(Consigne): D'après le texte sur l'urbanisation du Québec ci-dessous, quelles constructions sont apparues progressivement dans les régions à caractère rural ? Dressez-en la liste complète.

(Document):
* * * * * * * * *

L’urbanisation
croissante que connaît le Québec n’a rien d’un phénomène isolé propre à notre
coin de pays. Il s’agit d’une réalité historique, développée avec
l’industrialisation des sociétés à partir du milieu du 19e siècle.
Cependant, pour plusieurs territoires, dont le Québec, elle s’est grandement
accélérée tout au long du 20e siècle, hormis une courte pause entre
la grande dépression et la fin de la Seconde Guerre mondiale. Le phénomène
s’est par la suite stabilisé autour des 80 % au début des années 1960, en
particulier sous l’effet du baby-boom plus
observé en milieu rural.
Stimulées
par l’avènement de la société de consommation, ainsi que par une population
jeune et stable, les régions à caractère rural ont aménagé leur environnement en
construisant des espaces de vie adaptés à leurs besoins. Sont apparus progressivement
des écoles, des arénas, des routes, des théâtres, des centres commerciaux,
etc., afin de faciliter et d’agrémenter la vie quotidienne, et de créer ainsi
un parc d’actifs individuels et collectifs fort appréciable pour constituer un
cadre et un milieu de vie encore présents aujourd’hui.

* * * * * * * * *

(Données affichées):

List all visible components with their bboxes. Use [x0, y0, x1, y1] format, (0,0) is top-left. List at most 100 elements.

* * * * * * * * *

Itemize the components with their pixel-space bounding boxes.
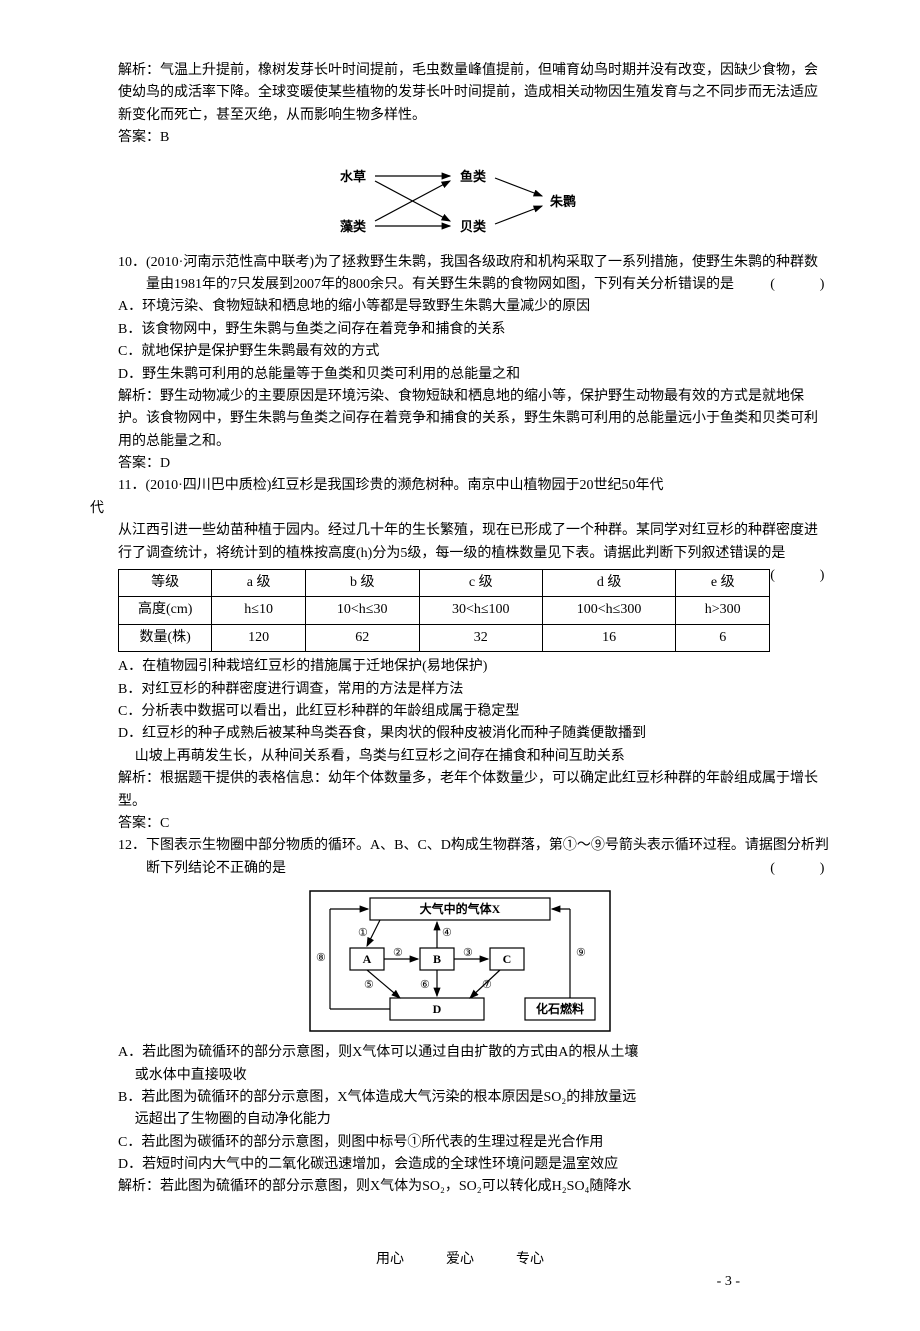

* * * * * * * * *

(Résultat):
- des écoles
- des arénas
- des routes
- des théâtres
- des centres commerciaux